'''

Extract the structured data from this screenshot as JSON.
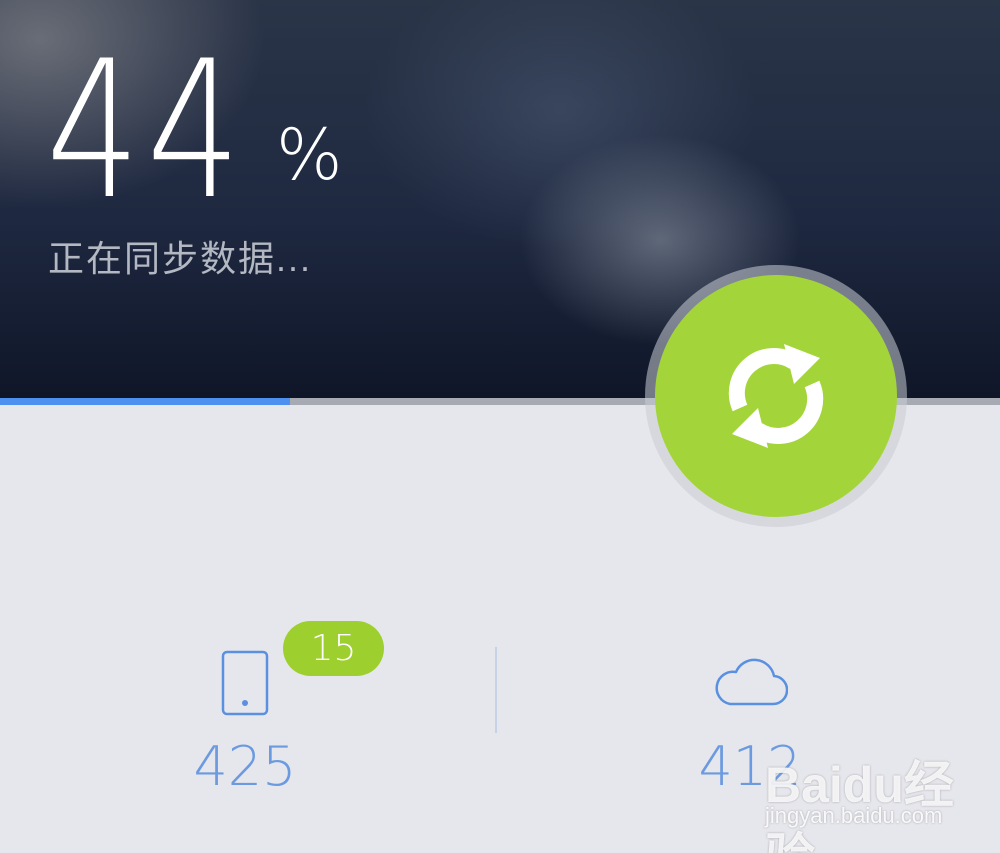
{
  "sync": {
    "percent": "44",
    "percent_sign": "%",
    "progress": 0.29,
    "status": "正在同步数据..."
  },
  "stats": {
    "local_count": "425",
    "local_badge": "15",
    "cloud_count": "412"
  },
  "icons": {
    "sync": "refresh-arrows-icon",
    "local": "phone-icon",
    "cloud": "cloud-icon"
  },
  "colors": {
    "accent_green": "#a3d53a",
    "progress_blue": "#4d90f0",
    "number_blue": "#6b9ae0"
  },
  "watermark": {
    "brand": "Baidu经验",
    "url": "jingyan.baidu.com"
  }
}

'''
'''

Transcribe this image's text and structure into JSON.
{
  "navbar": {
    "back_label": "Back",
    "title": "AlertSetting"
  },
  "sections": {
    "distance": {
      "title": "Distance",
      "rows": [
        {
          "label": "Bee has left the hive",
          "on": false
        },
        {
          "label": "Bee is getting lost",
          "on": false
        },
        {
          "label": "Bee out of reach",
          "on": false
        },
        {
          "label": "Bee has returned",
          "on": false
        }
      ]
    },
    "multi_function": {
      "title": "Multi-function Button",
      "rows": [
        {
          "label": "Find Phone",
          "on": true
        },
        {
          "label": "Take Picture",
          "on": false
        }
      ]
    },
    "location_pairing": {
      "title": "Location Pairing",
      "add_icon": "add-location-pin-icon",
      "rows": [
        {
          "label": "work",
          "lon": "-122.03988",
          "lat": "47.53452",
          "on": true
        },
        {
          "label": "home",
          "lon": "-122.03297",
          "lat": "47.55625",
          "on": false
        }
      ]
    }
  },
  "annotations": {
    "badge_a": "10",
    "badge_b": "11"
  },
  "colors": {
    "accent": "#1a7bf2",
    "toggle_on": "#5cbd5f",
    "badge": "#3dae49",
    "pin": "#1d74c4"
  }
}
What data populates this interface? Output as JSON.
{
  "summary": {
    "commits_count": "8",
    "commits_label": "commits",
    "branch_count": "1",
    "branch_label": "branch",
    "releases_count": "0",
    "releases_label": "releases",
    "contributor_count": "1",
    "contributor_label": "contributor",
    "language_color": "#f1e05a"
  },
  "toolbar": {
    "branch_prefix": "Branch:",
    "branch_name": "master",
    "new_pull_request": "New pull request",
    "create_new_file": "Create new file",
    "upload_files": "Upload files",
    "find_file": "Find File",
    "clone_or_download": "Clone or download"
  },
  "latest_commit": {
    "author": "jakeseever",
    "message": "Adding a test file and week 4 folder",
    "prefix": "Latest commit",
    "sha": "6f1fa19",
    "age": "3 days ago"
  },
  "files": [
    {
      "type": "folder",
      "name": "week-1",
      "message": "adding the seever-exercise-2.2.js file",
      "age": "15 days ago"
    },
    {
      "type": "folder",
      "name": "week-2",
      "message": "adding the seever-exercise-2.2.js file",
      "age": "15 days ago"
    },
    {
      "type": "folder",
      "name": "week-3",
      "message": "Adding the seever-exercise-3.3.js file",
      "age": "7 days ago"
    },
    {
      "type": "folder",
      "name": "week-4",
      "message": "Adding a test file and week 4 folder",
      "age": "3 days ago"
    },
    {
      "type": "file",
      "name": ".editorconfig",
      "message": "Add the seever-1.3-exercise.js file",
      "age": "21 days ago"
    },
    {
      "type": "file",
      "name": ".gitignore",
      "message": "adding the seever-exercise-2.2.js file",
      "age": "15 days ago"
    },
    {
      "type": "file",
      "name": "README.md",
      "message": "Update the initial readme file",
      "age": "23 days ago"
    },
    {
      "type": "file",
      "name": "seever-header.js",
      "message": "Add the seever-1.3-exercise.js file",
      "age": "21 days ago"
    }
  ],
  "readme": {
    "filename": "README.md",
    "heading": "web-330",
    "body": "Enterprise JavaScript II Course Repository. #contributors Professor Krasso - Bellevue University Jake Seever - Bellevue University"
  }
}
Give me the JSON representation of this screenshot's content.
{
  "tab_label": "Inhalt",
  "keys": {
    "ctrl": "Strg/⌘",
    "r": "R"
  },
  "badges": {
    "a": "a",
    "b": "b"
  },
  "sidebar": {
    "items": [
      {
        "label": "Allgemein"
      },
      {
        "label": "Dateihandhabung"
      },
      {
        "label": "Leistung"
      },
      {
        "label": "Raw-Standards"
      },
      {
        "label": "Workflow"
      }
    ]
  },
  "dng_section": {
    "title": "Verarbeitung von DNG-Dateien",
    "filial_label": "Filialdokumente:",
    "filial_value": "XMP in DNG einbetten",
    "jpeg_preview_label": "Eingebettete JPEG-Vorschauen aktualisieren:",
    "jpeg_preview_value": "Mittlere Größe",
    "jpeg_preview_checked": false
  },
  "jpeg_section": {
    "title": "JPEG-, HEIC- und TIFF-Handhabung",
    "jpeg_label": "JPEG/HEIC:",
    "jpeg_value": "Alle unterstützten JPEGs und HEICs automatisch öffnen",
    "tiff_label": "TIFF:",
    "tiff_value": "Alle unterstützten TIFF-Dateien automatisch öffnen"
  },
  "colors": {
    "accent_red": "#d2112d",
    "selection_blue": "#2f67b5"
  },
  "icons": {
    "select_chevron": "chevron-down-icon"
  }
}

'''
'''

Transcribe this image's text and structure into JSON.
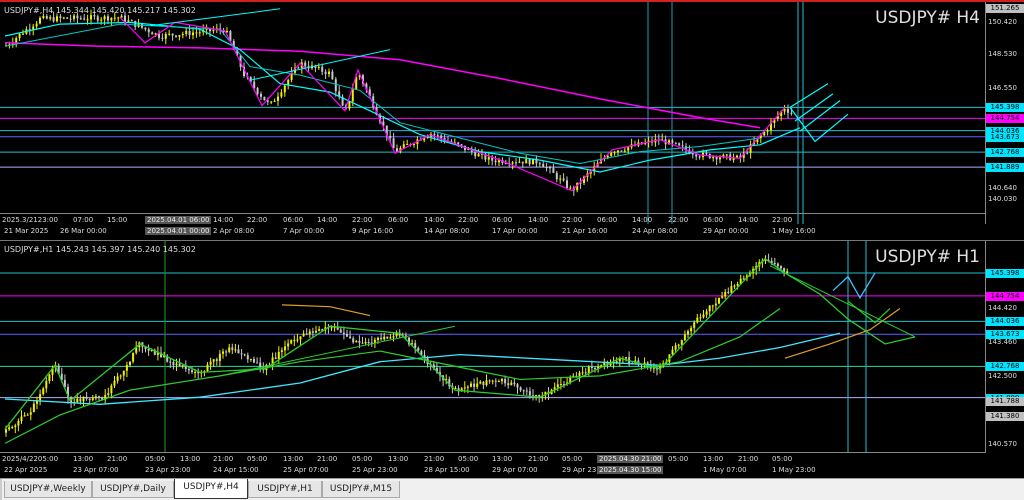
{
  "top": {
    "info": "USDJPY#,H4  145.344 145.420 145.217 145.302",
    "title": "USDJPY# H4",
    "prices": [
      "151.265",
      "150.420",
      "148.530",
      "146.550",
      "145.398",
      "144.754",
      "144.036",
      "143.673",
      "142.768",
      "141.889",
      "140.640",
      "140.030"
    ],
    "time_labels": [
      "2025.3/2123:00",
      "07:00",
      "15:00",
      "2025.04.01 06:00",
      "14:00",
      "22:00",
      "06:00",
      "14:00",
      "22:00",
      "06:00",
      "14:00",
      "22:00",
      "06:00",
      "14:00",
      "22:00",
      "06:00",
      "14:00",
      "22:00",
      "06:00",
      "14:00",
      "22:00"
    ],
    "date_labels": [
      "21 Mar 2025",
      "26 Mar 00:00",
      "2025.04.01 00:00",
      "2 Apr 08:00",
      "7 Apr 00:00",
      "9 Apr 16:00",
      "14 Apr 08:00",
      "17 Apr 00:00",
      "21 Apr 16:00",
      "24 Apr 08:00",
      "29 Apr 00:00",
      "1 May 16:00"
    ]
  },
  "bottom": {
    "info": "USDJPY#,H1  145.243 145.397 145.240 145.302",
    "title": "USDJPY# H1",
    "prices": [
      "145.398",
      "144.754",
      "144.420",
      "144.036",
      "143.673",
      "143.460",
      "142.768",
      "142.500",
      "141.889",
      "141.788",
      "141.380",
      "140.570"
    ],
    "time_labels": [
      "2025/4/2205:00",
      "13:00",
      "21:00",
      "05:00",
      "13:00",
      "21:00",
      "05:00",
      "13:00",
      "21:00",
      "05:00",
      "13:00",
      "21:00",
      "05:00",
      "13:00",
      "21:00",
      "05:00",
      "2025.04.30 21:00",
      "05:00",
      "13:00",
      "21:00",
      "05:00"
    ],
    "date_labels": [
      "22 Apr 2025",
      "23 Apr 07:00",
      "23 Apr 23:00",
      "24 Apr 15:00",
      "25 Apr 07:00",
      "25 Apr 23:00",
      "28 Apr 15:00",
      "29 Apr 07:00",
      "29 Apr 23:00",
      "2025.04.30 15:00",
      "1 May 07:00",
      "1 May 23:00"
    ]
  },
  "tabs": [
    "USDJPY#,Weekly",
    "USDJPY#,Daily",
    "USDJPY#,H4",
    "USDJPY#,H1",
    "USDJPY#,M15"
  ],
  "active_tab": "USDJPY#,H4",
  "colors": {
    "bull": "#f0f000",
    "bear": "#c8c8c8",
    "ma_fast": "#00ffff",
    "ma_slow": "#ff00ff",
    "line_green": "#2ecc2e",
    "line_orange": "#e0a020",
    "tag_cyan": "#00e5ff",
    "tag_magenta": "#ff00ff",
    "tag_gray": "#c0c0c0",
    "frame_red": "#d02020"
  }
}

'''

__What the task asks__:
Count the lines in which the string "automatisch" appears, then report only that figure.

__Written solution__:
2